#### [WHAT IS ASKED]
Among the entries below, find how many lines carry the word "RiskInDroid" and state only that figure.

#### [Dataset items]
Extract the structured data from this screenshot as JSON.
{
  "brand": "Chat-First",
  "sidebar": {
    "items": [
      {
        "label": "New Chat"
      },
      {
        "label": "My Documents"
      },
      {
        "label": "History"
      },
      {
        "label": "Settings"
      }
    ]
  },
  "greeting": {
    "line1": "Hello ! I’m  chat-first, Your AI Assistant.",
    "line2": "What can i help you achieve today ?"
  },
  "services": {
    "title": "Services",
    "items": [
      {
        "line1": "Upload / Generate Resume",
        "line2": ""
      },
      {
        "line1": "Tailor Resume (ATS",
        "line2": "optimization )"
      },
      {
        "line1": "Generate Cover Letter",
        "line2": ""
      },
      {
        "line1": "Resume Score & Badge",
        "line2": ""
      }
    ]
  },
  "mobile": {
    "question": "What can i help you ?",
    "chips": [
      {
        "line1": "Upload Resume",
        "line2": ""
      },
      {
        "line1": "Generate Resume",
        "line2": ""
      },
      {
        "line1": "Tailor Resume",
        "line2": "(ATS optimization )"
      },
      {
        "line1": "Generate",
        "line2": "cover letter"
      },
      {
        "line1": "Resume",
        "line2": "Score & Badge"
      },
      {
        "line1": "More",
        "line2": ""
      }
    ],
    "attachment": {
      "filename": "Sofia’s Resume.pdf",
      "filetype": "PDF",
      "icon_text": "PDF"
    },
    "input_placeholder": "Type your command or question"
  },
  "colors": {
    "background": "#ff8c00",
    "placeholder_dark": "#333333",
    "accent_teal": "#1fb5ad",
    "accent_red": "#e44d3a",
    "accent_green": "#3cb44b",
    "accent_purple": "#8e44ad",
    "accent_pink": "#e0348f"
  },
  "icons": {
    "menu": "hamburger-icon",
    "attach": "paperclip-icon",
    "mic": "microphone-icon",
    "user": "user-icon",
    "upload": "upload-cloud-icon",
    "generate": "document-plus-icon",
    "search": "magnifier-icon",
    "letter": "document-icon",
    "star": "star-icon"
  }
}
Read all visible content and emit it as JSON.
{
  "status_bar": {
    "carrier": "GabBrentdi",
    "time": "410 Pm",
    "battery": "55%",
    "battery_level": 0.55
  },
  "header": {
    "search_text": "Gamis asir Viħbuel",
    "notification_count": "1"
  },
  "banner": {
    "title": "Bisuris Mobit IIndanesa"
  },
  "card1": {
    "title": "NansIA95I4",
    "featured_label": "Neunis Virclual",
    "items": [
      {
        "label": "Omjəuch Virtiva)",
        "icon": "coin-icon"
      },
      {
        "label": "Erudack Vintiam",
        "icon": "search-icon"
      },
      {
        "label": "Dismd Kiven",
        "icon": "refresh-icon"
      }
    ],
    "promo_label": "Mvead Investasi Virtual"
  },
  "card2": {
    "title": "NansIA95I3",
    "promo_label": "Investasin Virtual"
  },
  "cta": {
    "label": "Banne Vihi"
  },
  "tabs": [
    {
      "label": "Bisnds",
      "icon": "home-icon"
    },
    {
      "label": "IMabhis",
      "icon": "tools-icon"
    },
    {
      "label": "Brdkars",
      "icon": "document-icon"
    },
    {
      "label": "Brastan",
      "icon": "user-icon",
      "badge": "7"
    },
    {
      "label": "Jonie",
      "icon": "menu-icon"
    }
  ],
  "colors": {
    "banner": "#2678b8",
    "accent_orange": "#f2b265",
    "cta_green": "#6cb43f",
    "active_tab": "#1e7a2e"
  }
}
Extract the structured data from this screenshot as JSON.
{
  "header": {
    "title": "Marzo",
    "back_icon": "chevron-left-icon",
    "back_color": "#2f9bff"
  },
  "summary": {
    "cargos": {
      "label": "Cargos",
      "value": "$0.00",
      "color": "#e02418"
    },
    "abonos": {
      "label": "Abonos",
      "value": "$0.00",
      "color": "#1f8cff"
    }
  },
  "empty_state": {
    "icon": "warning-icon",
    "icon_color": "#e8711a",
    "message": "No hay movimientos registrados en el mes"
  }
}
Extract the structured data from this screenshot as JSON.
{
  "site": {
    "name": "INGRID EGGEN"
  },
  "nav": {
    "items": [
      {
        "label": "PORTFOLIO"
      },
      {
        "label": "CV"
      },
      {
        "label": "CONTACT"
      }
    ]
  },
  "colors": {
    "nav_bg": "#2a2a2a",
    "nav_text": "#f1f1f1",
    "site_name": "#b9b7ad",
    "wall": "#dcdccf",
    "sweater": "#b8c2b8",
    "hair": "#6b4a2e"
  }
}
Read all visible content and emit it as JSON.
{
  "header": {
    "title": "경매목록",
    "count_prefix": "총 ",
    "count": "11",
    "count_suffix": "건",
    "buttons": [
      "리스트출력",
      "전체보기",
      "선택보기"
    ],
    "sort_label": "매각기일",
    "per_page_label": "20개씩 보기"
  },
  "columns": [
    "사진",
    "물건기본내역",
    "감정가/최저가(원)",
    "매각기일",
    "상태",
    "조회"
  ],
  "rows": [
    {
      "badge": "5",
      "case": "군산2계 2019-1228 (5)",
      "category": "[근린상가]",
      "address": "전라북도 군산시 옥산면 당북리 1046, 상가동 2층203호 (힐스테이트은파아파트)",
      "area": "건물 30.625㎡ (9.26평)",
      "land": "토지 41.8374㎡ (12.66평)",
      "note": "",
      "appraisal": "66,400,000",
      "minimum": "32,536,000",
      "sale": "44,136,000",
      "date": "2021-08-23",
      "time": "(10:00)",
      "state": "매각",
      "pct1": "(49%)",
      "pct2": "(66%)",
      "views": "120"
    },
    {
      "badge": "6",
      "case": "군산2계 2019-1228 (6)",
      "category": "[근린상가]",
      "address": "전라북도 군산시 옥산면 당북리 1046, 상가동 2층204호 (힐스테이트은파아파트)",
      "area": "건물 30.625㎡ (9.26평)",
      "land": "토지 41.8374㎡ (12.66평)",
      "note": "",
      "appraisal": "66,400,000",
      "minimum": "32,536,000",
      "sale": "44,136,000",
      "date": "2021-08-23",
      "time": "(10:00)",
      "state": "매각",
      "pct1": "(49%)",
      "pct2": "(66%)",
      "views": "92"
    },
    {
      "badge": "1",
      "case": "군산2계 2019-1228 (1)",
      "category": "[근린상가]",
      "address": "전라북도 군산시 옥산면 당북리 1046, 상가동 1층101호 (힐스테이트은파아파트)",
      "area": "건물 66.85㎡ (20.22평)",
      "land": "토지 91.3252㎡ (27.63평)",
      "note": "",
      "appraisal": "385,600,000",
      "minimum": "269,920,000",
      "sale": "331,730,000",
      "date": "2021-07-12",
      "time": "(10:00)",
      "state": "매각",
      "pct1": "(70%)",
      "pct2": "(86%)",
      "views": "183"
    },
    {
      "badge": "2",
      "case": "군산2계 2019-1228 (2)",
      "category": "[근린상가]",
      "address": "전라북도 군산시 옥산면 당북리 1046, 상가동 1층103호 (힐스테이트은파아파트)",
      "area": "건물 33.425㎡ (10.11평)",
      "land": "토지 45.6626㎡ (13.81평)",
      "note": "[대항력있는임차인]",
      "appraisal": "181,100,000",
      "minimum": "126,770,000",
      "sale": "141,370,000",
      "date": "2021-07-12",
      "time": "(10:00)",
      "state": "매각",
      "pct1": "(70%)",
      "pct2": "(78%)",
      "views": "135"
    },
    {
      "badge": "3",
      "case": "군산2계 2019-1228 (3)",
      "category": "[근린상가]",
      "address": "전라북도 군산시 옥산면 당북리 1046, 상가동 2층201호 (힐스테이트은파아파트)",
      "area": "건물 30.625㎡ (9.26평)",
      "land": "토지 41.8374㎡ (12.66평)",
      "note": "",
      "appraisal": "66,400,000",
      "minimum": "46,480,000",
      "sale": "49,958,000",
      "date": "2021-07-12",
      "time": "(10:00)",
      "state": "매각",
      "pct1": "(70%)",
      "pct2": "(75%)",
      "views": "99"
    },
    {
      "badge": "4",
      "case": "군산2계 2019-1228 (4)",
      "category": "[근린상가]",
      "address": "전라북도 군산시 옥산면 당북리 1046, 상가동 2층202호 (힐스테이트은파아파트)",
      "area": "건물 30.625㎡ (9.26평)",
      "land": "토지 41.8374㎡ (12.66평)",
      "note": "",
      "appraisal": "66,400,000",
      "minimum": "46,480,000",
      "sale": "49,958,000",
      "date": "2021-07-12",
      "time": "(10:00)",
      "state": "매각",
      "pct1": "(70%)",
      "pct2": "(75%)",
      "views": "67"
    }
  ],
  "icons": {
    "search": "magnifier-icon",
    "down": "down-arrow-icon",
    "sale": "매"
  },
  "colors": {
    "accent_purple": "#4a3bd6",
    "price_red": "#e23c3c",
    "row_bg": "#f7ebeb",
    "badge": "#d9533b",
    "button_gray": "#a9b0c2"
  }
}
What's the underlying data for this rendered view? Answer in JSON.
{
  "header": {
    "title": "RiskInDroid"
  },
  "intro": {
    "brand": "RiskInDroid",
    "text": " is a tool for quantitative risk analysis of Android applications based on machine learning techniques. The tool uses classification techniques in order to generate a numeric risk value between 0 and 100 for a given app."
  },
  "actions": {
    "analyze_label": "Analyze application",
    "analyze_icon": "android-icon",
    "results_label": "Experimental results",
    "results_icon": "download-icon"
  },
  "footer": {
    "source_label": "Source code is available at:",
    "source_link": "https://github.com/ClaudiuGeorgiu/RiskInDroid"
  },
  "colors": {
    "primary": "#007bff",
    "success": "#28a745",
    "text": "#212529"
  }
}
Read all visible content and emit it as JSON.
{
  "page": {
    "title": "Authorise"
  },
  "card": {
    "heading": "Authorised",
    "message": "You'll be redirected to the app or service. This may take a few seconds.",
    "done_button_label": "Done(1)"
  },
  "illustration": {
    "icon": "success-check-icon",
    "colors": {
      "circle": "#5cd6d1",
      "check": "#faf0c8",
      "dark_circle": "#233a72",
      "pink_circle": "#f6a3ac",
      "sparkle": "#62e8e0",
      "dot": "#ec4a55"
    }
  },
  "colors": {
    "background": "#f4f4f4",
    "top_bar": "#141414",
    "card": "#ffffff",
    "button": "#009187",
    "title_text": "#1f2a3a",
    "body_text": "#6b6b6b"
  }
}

#### [SOLUTION TO THE EXERCISE]
3